» **WORK TO BE COMPLETED**
Give the listing again exactly, omitting its images.

» **RECORDS FOR PROCESSING**
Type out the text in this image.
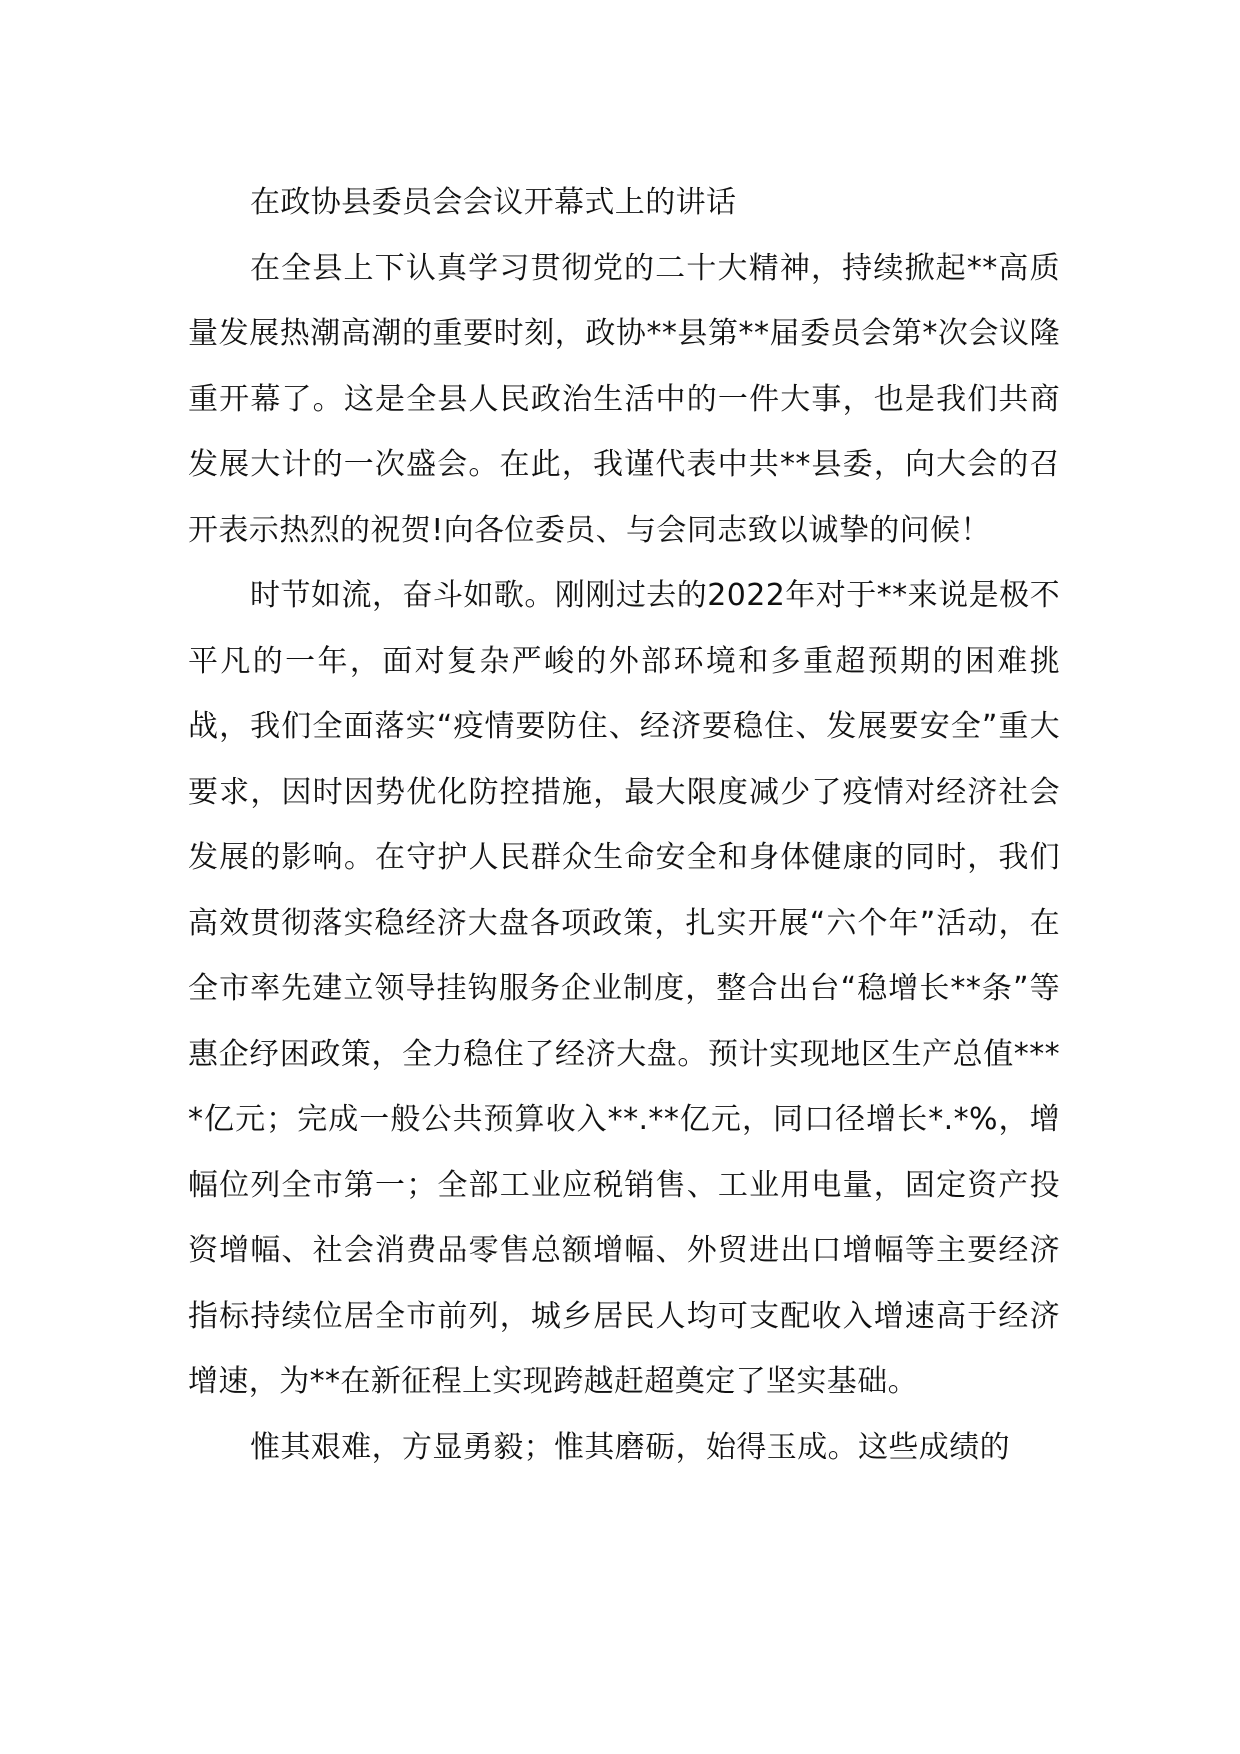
在政协县委员会会议开幕式上的讲话

在全县上下认真学习贯彻党的二十大精神，持续掀起**高质量发展热潮高潮的重要时刻，政协**县第**届委员会第*次会议隆重开幕了。这是全县人民政治生活中的一件大事，也是我们共商发展大计的一次盛会。在此，我谨代表中共**县委，向大会的召开表示热烈的祝贺!向各位委员、与会同志致以诚挚的问候！

时节如流，奋斗如歌。刚刚过去的2022年对于**来说是极不平凡的一年，面对复杂严峻的外部环境和多重超预期的困难挑战，我们全面落实“疫情要防住、经济要稳住、发展要安全”重大要求，因时因势优化防控措施，最大限度减少了疫情对经济社会发展的影响。在守护人民群众生命安全和身体健康的同时，我们高效贯彻落实稳经济大盘各项政策，扎实开展“六个年”活动，在全市率先建立领导挂钩服务企业制度，整合出台“稳增长**条”等惠企纾困政策，全力稳住了经济大盘。预计实现地区生产总值****亿元；完成一般公共预算收入**.**亿元，同口径增长*.*%，增幅位列全市第一；全部工业应税销售、工业用电量，固定资产投资增幅、社会消费品零售总额增幅、外贸进出口增幅等主要经济指标持续位居全市前列，城乡居民人均可支配收入增速高于经济增速，为**在新征程上实现跨越赶超奠定了坚实基础。

惟其艰难，方显勇毅；惟其磨砺，始得玉成。这些成绩的
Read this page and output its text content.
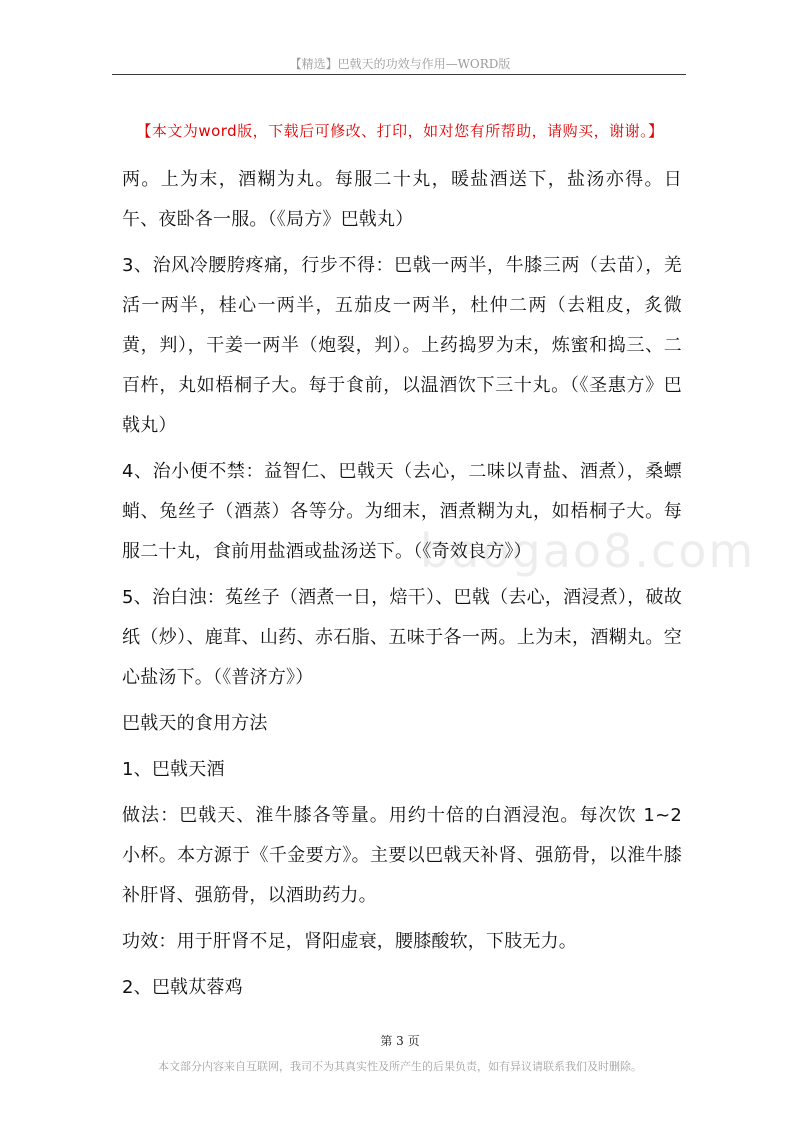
【精选】巴戟天的功效与作用—WORD版
【本文为word版，下载后可修改、打印，如对您有所帮助，请购买，谢谢。】

两。上为末，酒糊为丸。每服二十丸，暖盐酒送下，盐汤亦得。日午、夜卧各一服。（《局方》巴戟丸）

3、治风冷腰胯疼痛，行步不得：巴戟一两半，牛膝三两（去苗），羌活一两半，桂心一两半，五茄皮一两半，杜仲二两（去粗皮，炙微黄，判），干姜一两半（炮裂，判）。上药捣罗为末，炼蜜和捣三、二百杵，丸如梧桐子大。每于食前，以温酒饮下三十丸。（《圣惠方》巴戟丸）

4、治小便不禁：益智仁、巴戟天（去心，二味以青盐、酒煮），桑螵蛸、兔丝子（酒蒸）各等分。为细末，酒煮糊为丸，如梧桐子大。每服二十丸，食前用盐酒或盐汤送下。（《奇效良方》）

5、治白浊：菟丝子（酒煮一日，焙干）、巴戟（去心，酒浸煮），破故纸（炒）、鹿茸、山药、赤石脂、五味于各一两。上为末，酒糊丸。空心盐汤下。（《普济方》）

巴戟天的食用方法

1、巴戟天酒

做法：巴戟天、淮牛膝各等量。用约十倍的白酒浸泡。每次饮 1~2 小杯。本方源于《千金要方》。主要以巴戟天补肾、强筋骨，以淮牛膝补肝肾、强筋骨，以酒助药力。

功效：用于肝肾不足，肾阳虚衰，腰膝酸软，下肢无力。

2、巴戟苁蓉鸡

baogao8.com
第 3 页
本文部分内容来自互联网，我司不为其真实性及所产生的后果负责，如有异议请联系我们及时删除。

» **THE OUTPUT**
Type out the text in this image.
在政协县委员会会议开幕式上的讲话

在全县上下认真学习贯彻党的二十大精神，持续掀起**高质量发展热潮高潮的重要时刻，政协**县第**届委员会第*次会议隆重开幕了。这是全县人民政治生活中的一件大事，也是我们共商发展大计的一次盛会。在此，我谨代表中共**县委，向大会的召开表示热烈的祝贺!向各位委员、与会同志致以诚挚的问候！

时节如流，奋斗如歌。刚刚过去的2022年对于**来说是极不平凡的一年，面对复杂严峻的外部环境和多重超预期的困难挑战，我们全面落实“疫情要防住、经济要稳住、发展要安全”重大要求，因时因势优化防控措施，最大限度减少了疫情对经济社会发展的影响。在守护人民群众生命安全和身体健康的同时，我们高效贯彻落实稳经济大盘各项政策，扎实开展“六个年”活动，在全市率先建立领导挂钩服务企业制度，整合出台“稳增长**条”等惠企纾困政策，全力稳住了经济大盘。预计实现地区生产总值****亿元；完成一般公共预算收入**.**亿元，同口径增长*.*%，增幅位列全市第一；全部工业应税销售、工业用电量，固定资产投资增幅、社会消费品零售总额增幅、外贸进出口增幅等主要经济指标持续位居全市前列，城乡居民人均可支配收入增速高于经济增速，为**在新征程上实现跨越赶超奠定了坚实基础。

惟其艰难，方显勇毅；惟其磨砺，始得玉成。这些成绩的
Read this page and output its text content.
【精选】巴戟天的功效与作用—WORD版
【本文为word版，下载后可修改、打印，如对您有所帮助，请购买，谢谢。】

两。上为末，酒糊为丸。每服二十丸，暖盐酒送下，盐汤亦得。日午、夜卧各一服。（《局方》巴戟丸）

3、治风冷腰胯疼痛，行步不得：巴戟一两半，牛膝三两（去苗），羌活一两半，桂心一两半，五茄皮一两半，杜仲二两（去粗皮，炙微黄，判），干姜一两半（炮裂，判）。上药捣罗为末，炼蜜和捣三、二百杵，丸如梧桐子大。每于食前，以温酒饮下三十丸。（《圣惠方》巴戟丸）

4、治小便不禁：益智仁、巴戟天（去心，二味以青盐、酒煮），桑螵蛸、兔丝子（酒蒸）各等分。为细末，酒煮糊为丸，如梧桐子大。每服二十丸，食前用盐酒或盐汤送下。（《奇效良方》）

5、治白浊：菟丝子（酒煮一日，焙干）、巴戟（去心，酒浸煮），破故纸（炒）、鹿茸、山药、赤石脂、五味于各一两。上为末，酒糊丸。空心盐汤下。（《普济方》）

巴戟天的食用方法

1、巴戟天酒

做法：巴戟天、淮牛膝各等量。用约十倍的白酒浸泡。每次饮 1~2 小杯。本方源于《千金要方》。主要以巴戟天补肾、强筋骨，以淮牛膝补肝肾、强筋骨，以酒助药力。

功效：用于肝肾不足，肾阳虚衰，腰膝酸软，下肢无力。

2、巴戟苁蓉鸡

baogao8.com
第 3 页
本文部分内容来自互联网，我司不为其真实性及所产生的后果负责，如有异议请联系我们及时删除。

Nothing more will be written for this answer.